Records that describe figures:

— start —

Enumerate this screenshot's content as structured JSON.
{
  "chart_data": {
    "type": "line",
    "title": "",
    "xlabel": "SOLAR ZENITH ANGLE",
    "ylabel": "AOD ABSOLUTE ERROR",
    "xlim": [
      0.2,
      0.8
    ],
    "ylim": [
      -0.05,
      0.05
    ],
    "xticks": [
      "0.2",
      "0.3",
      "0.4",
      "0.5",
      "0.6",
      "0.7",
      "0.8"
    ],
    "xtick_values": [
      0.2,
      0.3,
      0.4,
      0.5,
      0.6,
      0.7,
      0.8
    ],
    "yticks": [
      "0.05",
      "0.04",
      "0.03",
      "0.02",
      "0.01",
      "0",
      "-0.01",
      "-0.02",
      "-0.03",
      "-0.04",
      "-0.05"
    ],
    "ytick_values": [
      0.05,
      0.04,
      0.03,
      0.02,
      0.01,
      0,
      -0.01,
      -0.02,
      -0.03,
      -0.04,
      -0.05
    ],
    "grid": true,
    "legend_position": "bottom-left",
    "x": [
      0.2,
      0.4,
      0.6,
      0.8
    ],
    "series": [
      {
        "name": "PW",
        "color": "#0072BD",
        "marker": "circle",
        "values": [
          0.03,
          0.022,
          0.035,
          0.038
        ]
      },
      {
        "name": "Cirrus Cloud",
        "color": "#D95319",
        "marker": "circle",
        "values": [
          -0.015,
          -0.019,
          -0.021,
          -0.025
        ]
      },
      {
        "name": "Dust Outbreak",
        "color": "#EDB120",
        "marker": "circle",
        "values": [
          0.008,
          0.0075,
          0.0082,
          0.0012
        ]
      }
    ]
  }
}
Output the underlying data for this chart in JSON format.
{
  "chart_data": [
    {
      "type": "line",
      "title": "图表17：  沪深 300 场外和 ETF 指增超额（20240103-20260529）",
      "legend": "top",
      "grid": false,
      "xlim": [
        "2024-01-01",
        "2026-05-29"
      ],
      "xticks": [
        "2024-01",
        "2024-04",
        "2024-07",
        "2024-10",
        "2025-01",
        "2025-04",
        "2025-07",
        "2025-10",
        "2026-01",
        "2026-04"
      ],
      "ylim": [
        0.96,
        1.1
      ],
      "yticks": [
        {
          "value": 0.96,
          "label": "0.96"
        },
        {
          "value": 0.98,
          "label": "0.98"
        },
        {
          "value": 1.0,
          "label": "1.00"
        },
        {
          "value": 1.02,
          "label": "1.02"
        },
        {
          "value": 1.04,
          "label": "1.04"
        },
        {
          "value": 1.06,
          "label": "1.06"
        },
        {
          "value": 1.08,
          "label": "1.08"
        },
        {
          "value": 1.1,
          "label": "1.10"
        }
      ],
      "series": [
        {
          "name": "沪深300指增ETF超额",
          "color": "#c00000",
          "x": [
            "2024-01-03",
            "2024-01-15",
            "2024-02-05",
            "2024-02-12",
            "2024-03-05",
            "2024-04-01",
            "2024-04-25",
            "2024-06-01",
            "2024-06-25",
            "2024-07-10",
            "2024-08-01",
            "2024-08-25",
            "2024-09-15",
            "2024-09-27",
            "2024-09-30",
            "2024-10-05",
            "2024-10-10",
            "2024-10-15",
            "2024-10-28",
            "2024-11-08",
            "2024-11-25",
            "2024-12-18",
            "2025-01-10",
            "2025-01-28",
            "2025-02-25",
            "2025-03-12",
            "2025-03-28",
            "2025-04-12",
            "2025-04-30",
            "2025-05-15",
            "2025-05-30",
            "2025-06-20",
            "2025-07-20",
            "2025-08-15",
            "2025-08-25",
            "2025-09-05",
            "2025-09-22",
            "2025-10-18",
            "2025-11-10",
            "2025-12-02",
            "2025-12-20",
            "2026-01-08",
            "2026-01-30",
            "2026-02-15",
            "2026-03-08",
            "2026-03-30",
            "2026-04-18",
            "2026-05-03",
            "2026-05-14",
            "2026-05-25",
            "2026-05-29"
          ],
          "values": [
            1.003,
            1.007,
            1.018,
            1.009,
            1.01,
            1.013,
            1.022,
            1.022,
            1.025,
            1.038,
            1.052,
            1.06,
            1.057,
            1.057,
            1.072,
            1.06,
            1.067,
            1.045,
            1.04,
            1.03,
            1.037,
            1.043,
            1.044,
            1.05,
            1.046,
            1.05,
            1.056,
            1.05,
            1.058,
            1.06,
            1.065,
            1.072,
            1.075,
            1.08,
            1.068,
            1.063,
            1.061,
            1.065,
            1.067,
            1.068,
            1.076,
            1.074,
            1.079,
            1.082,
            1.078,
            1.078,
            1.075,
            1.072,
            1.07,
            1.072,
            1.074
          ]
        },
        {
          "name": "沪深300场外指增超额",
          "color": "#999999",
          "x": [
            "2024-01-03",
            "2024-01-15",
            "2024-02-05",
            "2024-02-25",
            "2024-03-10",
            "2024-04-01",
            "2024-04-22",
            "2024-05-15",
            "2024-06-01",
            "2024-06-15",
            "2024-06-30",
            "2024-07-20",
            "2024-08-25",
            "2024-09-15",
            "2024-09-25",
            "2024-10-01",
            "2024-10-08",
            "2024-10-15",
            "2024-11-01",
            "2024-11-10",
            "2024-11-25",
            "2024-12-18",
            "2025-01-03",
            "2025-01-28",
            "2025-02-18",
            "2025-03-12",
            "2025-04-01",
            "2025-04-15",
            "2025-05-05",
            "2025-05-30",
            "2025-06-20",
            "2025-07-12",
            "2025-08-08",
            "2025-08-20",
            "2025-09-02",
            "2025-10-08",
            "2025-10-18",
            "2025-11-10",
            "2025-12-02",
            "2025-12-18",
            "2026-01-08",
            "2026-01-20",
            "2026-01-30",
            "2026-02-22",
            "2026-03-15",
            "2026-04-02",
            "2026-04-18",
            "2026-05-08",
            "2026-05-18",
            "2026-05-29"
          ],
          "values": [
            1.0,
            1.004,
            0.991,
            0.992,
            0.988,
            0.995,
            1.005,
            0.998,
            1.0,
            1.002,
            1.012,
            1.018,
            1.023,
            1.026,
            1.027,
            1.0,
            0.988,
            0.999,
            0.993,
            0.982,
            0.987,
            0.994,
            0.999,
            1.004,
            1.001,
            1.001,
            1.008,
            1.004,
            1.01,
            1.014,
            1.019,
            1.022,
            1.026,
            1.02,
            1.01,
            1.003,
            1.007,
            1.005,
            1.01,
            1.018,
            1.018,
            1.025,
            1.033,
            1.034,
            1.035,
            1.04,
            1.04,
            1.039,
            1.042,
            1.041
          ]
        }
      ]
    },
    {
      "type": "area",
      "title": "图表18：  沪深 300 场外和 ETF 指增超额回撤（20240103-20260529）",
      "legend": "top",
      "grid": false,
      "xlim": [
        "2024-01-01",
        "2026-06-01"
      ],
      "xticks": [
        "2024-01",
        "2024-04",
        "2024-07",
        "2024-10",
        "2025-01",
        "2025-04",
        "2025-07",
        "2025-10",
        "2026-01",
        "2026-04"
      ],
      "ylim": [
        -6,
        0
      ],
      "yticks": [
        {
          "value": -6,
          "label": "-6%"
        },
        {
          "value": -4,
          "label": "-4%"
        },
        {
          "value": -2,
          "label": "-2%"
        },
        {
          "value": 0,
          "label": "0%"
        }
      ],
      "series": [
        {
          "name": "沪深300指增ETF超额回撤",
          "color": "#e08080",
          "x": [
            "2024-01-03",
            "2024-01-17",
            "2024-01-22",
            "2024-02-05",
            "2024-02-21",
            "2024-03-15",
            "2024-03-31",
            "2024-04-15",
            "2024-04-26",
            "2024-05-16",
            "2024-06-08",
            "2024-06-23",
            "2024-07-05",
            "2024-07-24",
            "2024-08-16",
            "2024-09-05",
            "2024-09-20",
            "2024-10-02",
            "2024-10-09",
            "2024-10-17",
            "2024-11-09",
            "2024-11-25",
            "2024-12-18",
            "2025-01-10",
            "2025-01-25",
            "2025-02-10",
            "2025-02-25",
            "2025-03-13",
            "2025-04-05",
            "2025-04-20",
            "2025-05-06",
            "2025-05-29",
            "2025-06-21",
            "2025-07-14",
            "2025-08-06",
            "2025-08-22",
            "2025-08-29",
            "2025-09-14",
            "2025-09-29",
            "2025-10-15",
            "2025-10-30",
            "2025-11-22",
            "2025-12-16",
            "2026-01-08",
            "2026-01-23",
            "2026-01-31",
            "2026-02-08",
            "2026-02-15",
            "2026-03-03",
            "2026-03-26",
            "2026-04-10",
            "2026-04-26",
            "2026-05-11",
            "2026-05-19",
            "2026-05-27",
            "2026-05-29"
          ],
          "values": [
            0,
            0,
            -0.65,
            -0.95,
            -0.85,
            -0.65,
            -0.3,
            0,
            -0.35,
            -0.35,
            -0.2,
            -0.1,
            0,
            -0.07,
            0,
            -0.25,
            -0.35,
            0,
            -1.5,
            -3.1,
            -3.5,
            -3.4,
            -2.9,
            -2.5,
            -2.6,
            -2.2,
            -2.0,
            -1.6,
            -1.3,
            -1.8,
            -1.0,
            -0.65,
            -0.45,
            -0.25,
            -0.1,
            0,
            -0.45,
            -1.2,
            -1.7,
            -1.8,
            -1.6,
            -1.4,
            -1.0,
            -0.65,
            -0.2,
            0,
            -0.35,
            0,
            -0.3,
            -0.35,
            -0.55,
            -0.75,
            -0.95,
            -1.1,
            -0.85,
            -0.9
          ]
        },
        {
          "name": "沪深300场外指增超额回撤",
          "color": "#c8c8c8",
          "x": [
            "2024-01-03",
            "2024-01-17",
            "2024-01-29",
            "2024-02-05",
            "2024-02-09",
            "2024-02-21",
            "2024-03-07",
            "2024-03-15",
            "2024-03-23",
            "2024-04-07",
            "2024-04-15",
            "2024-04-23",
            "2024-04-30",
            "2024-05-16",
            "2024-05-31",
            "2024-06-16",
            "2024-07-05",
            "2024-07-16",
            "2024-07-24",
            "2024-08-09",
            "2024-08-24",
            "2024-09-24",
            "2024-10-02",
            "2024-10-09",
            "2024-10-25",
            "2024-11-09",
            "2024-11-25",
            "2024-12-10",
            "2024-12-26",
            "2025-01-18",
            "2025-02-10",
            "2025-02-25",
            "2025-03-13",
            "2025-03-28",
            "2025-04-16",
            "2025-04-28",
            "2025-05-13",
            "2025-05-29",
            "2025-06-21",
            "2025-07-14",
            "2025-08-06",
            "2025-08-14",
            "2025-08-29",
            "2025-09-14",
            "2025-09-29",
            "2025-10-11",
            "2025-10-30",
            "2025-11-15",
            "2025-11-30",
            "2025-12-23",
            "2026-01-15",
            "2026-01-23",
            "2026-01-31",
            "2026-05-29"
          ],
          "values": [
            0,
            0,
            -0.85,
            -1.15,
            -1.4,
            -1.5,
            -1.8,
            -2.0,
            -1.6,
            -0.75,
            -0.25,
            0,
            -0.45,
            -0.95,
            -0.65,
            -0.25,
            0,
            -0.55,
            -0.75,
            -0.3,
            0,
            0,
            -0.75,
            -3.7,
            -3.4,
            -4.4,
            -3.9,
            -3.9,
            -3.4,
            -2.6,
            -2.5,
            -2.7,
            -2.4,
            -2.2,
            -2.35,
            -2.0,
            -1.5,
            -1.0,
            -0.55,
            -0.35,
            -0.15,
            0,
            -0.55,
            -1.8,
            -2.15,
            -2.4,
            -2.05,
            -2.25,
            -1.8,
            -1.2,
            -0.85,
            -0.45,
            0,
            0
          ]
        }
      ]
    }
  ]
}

— end —

**What to work on**
Isolate the lines above that contain the word "name" and copy them.

**Completed task**
        "name": "PW",
        "name": "Cirrus Cloud",
        "name": "Dust Outbreak",
          "name": "沪深300指增ETF超额",
          "name": "沪深300场外指增超额",
          "name": "沪深300指增ETF超额回撤",
          "name": "沪深300场外指增超额回撤",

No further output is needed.